Entries from a visual dataset:
★ ★ ★ ★

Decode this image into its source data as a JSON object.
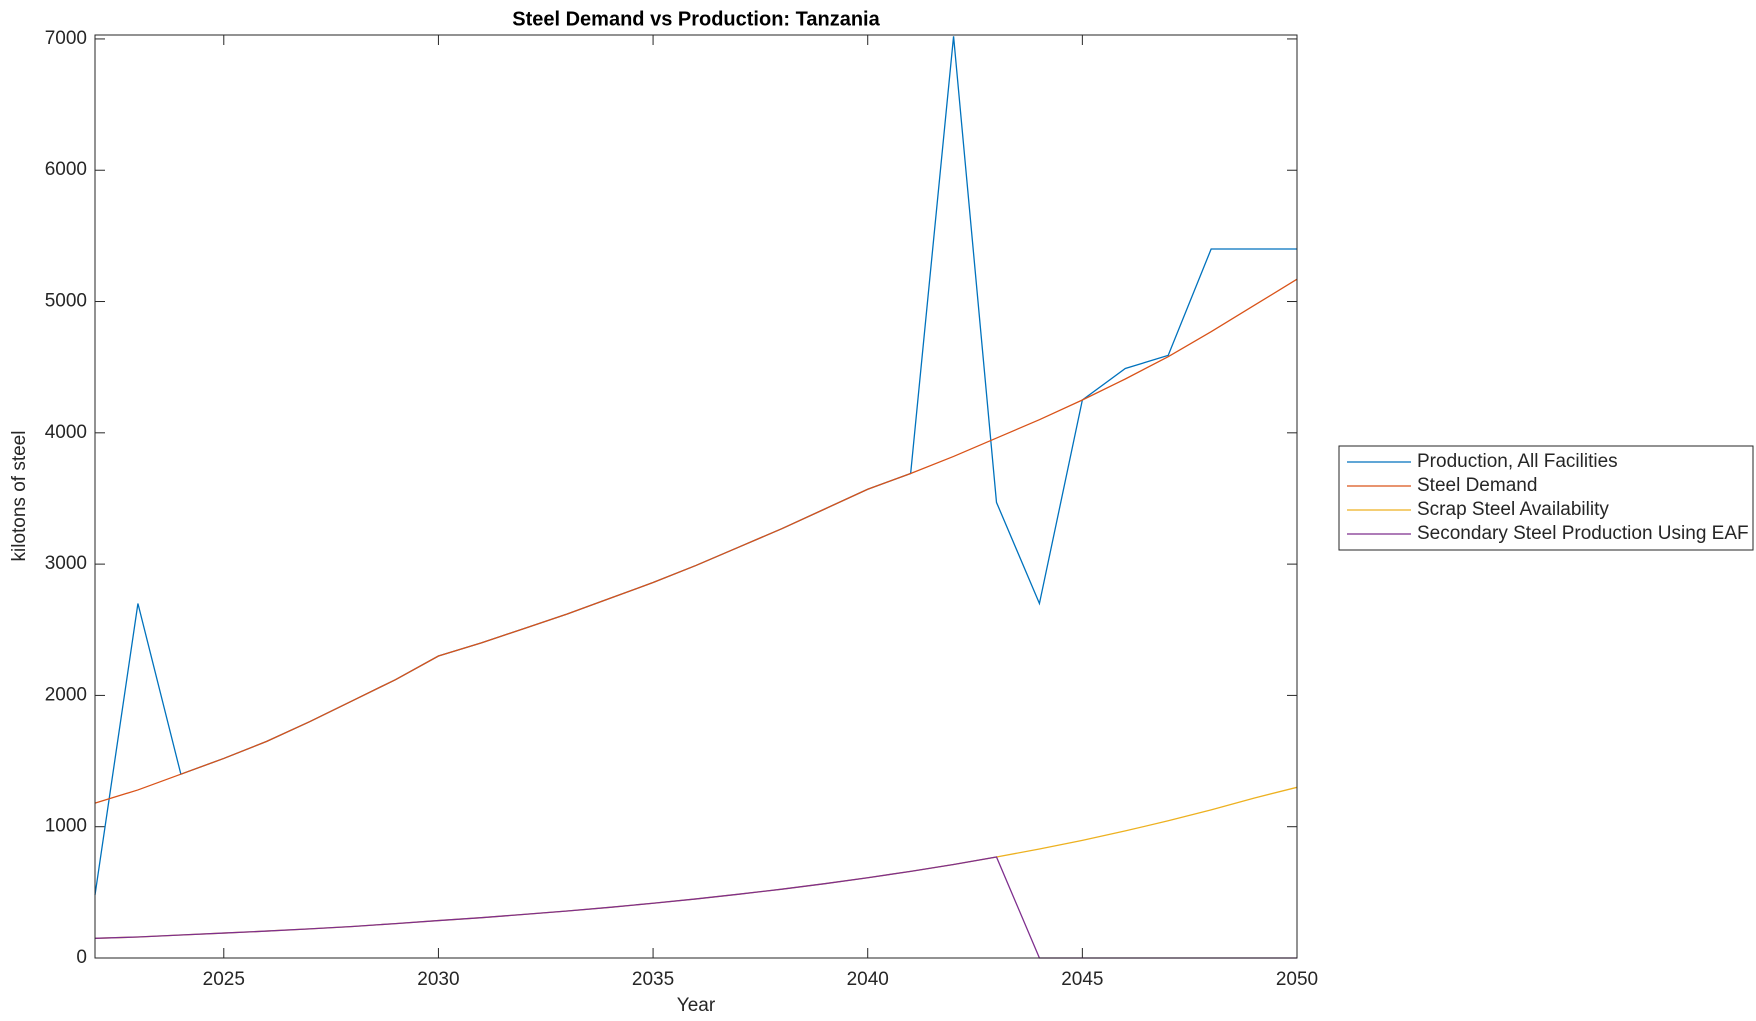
{
  "chart_data": {
    "type": "line",
    "title": "Steel Demand vs Production: Tanzania",
    "x_label": "Year",
    "y_label": "kilotons of steel",
    "x": [
      2022,
      2023,
      2024,
      2025,
      2026,
      2027,
      2028,
      2029,
      2030,
      2031,
      2032,
      2033,
      2034,
      2035,
      2036,
      2037,
      2038,
      2039,
      2040,
      2041,
      2042,
      2043,
      2044,
      2045,
      2046,
      2047,
      2048,
      2049,
      2050
    ],
    "series": [
      {
        "name": "Production, All Facilities",
        "color": "#0072BD",
        "values": [
          480,
          2700,
          1400,
          1520,
          1650,
          1800,
          1960,
          2120,
          2300,
          2400,
          2510,
          2620,
          2740,
          2860,
          2990,
          3130,
          3270,
          3420,
          3570,
          3690,
          7020,
          3470,
          2700,
          4250,
          4490,
          4590,
          5400,
          5400,
          5400
        ]
      },
      {
        "name": "Steel Demand",
        "color": "#D95319",
        "values": [
          1180,
          1280,
          1400,
          1520,
          1650,
          1800,
          1960,
          2120,
          2300,
          2400,
          2510,
          2620,
          2740,
          2860,
          2990,
          3130,
          3270,
          3420,
          3570,
          3690,
          3820,
          3960,
          4100,
          4250,
          4410,
          4580,
          4770,
          4970,
          5170
        ]
      },
      {
        "name": "Scrap Steel Availability",
        "color": "#EDB120",
        "values": [
          150,
          160,
          175,
          190,
          205,
          222,
          240,
          262,
          285,
          307,
          332,
          358,
          386,
          417,
          450,
          486,
          524,
          566,
          611,
          660,
          712,
          769,
          830,
          896,
          968,
          1045,
          1128,
          1218,
          1300
        ]
      },
      {
        "name": "Secondary Steel Production Using EAF",
        "color": "#7E2F8E",
        "values": [
          150,
          160,
          175,
          190,
          205,
          222,
          240,
          262,
          285,
          307,
          332,
          358,
          386,
          417,
          450,
          486,
          524,
          566,
          611,
          660,
          712,
          769,
          0,
          0,
          0,
          0,
          0,
          0,
          0
        ]
      }
    ],
    "xlim": [
      2022,
      2050
    ],
    "xticks": [
      2025,
      2030,
      2035,
      2040,
      2045,
      2050
    ],
    "ylim": [
      0,
      7030
    ],
    "yticks": [
      0,
      1000,
      2000,
      3000,
      4000,
      5000,
      6000,
      7000
    ],
    "legend": "outside-right"
  }
}
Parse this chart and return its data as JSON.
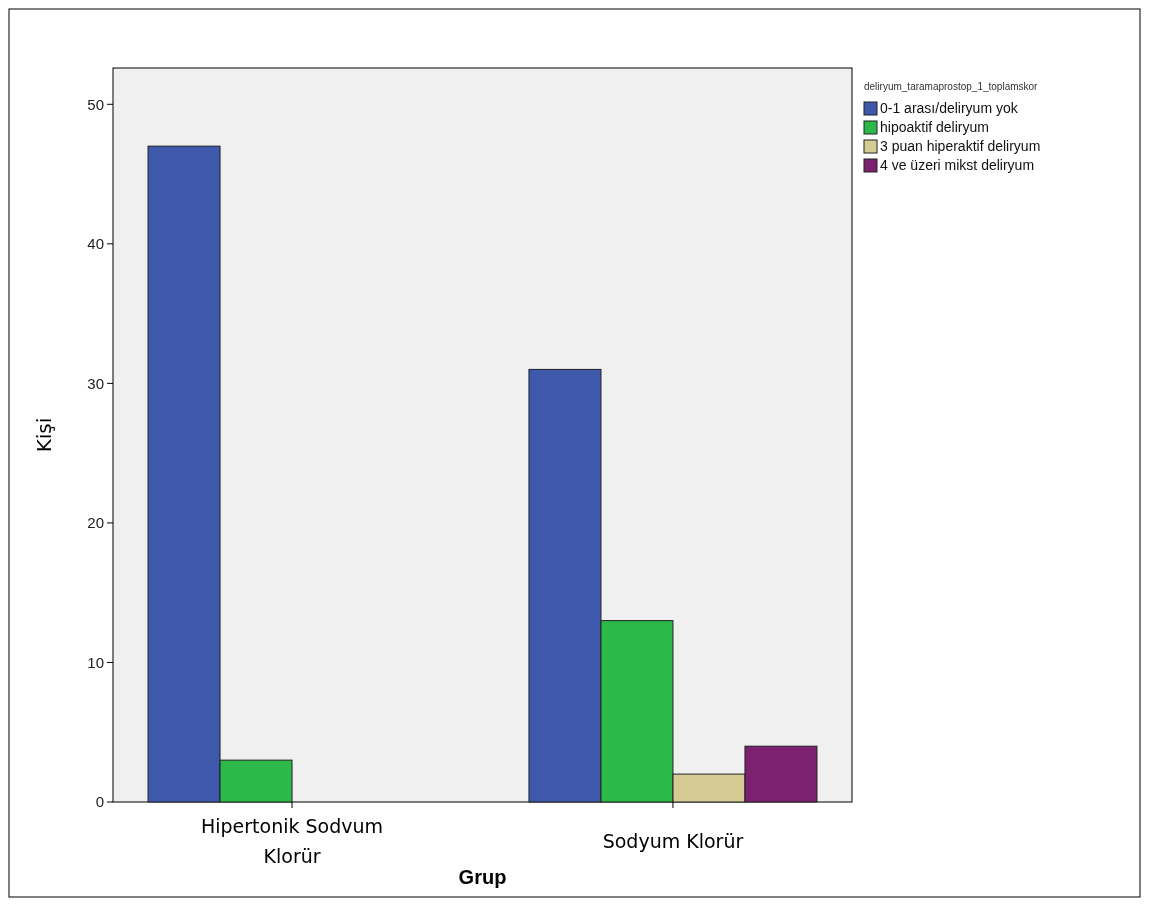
{
  "chart_data": {
    "type": "bar",
    "xlabel": "Grup",
    "ylabel": "Kişi",
    "legend_title": "deliryum_taramaprostop_1_toplamskor",
    "categories": [
      "Hipertonik Sodvum Klorür",
      "Sodyum Klorür"
    ],
    "series": [
      {
        "name": "0-1 arası/deliryum yok",
        "color": "#3e58ac",
        "values": [
          47,
          31
        ]
      },
      {
        "name": "hipoaktif deliryum",
        "color": "#2db84a",
        "values": [
          3,
          13
        ]
      },
      {
        "name": "3 puan hiperaktif deliryum",
        "color": "#d4cc93",
        "values": [
          null,
          2
        ]
      },
      {
        "name": "4 ve üzeri mikst deliryum",
        "color": "#7c2170",
        "values": [
          null,
          4
        ]
      }
    ],
    "ylim": [
      0,
      52.6
    ],
    "yticks": [
      0,
      10,
      20,
      30,
      40,
      50
    ],
    "grid": false,
    "legend": "top right"
  }
}
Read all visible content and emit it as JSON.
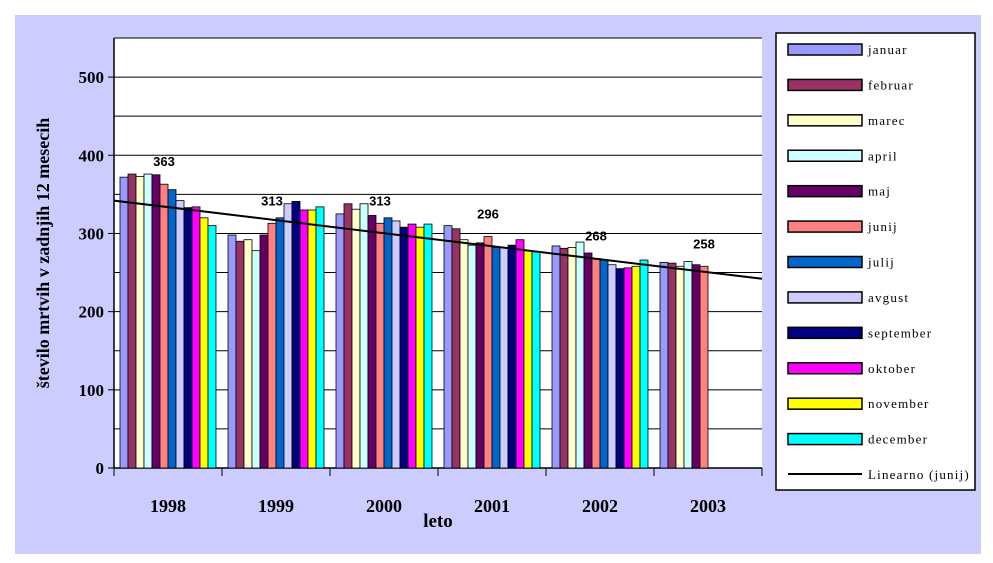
{
  "colors": {
    "chart_area_bg": "#ccccff",
    "plot_bg": "#ffffff",
    "grid": "#000000",
    "trendline": "#000000",
    "legend_bg": "#ffffff"
  },
  "chart_data": {
    "type": "bar",
    "title": "",
    "xlabel": "leto",
    "ylabel": "število mrtvih v zadnjih 12 mesecih",
    "ylim": [
      0,
      550
    ],
    "yticks": [
      0,
      100,
      200,
      300,
      400,
      500
    ],
    "grid": "horizontal every 50",
    "legend_position": "right",
    "categories": [
      "1998",
      "1999",
      "2000",
      "2001",
      "2002",
      "2003"
    ],
    "series": [
      {
        "name": "januar",
        "color": "#9999ff",
        "values": [
          372,
          298,
          325,
          310,
          284,
          263
        ]
      },
      {
        "name": "februar",
        "color": "#993366",
        "values": [
          376,
          290,
          338,
          306,
          281,
          262
        ]
      },
      {
        "name": "marec",
        "color": "#ffffcc",
        "values": [
          373,
          292,
          331,
          292,
          282,
          258
        ]
      },
      {
        "name": "april",
        "color": "#ccffff",
        "values": [
          376,
          278,
          338,
          285,
          289,
          264
        ]
      },
      {
        "name": "maj",
        "color": "#660066",
        "values": [
          375,
          298,
          323,
          288,
          275,
          260
        ]
      },
      {
        "name": "junij",
        "color": "#ff8080",
        "values": [
          363,
          313,
          313,
          296,
          268,
          258
        ]
      },
      {
        "name": "julij",
        "color": "#0066cc",
        "values": [
          356,
          320,
          320,
          282,
          266,
          null
        ]
      },
      {
        "name": "avgust",
        "color": "#ccccff",
        "values": [
          342,
          338,
          316,
          282,
          260,
          null
        ]
      },
      {
        "name": "september",
        "color": "#000080",
        "values": [
          333,
          341,
          308,
          285,
          255,
          null
        ]
      },
      {
        "name": "oktober",
        "color": "#ff00ff",
        "values": [
          334,
          330,
          312,
          292,
          256,
          null
        ]
      },
      {
        "name": "november",
        "color": "#ffff00",
        "values": [
          320,
          330,
          308,
          278,
          258,
          null
        ]
      },
      {
        "name": "december",
        "color": "#00ffff",
        "values": [
          310,
          334,
          312,
          277,
          266,
          null
        ]
      }
    ],
    "data_labels": [
      {
        "category": "1998",
        "series": "junij",
        "text": "363"
      },
      {
        "category": "1999",
        "series": "junij",
        "text": "313"
      },
      {
        "category": "2000",
        "series": "junij",
        "text": "313"
      },
      {
        "category": "2001",
        "series": "junij",
        "text": "296"
      },
      {
        "category": "2002",
        "series": "junij",
        "text": "268"
      },
      {
        "category": "2003",
        "series": "junij",
        "text": "258"
      }
    ],
    "trendline": {
      "name": "Linearno (junij)",
      "based_on": "junij",
      "start_value": 342,
      "end_value": 242
    }
  }
}
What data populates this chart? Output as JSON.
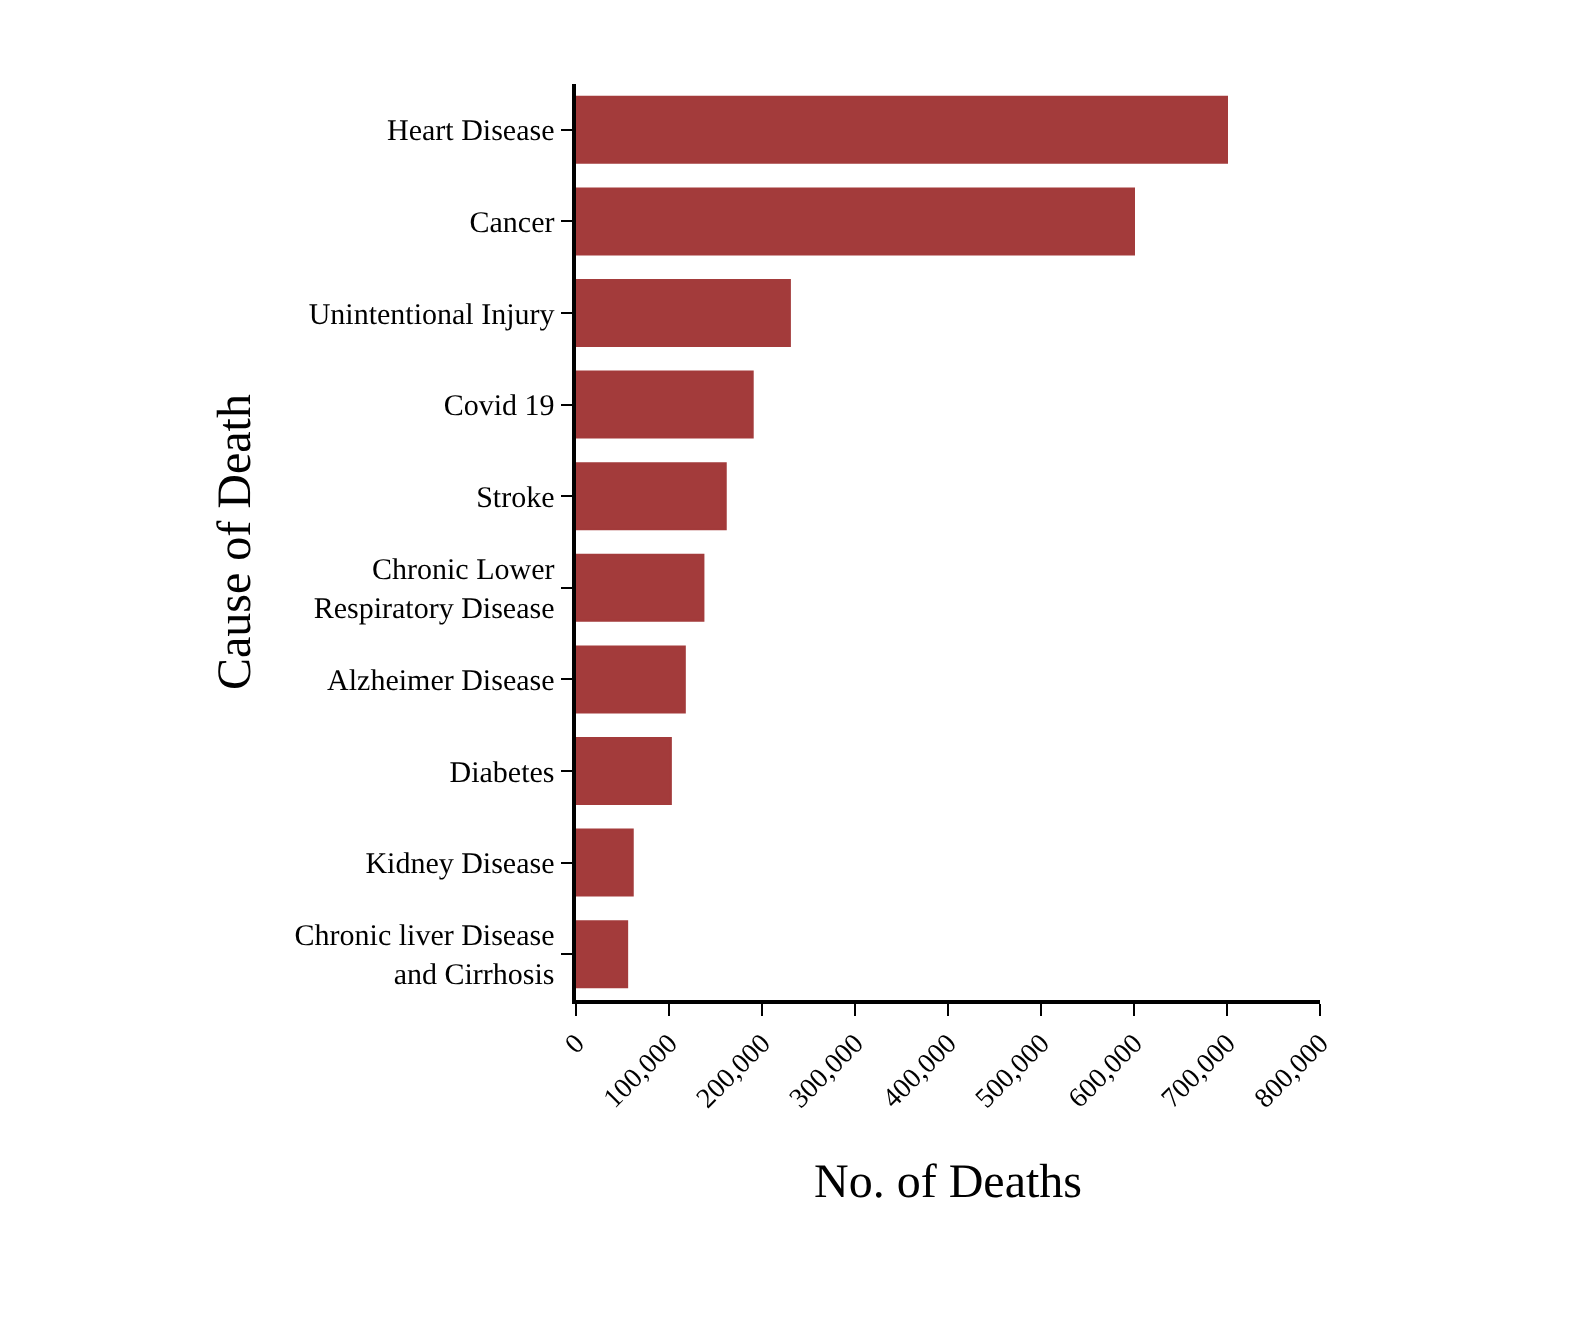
{
  "chart_data": {
    "type": "bar",
    "orientation": "horizontal",
    "xlabel": "No. of Deaths",
    "ylabel": "Cause of Death",
    "categories": [
      "Heart Disease",
      "Cancer",
      "Unintentional Injury",
      "Covid 19",
      "Stroke",
      "Chronic Lower\nRespiratory Disease",
      "Alzheimer Disease",
      "Diabetes",
      "Kidney Disease",
      "Chronic liver Disease\nand Cirrhosis"
    ],
    "values": [
      700000,
      600000,
      230000,
      190000,
      161000,
      137000,
      117000,
      102000,
      61000,
      55000
    ],
    "color": "#a33b3b",
    "xlim": [
      0,
      800000
    ],
    "xticks": [
      0,
      {
        "value": 100000,
        "label": "100,000"
      },
      {
        "value": 200000,
        "label": "200,000"
      },
      {
        "value": 300000,
        "label": "300,000"
      },
      {
        "value": 400000,
        "label": "400,000"
      },
      {
        "value": 500000,
        "label": "500,000"
      },
      {
        "value": 600000,
        "label": "600,000"
      },
      {
        "value": 700000,
        "label": "700,000"
      },
      {
        "value": 800000,
        "label": "800,000"
      }
    ]
  }
}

★ ★ ★ ★

Search the data above for the word "horizontal", then gather each line in which it appears.

    "grid": "horizontal every 50",
    "orientation": "horizontal",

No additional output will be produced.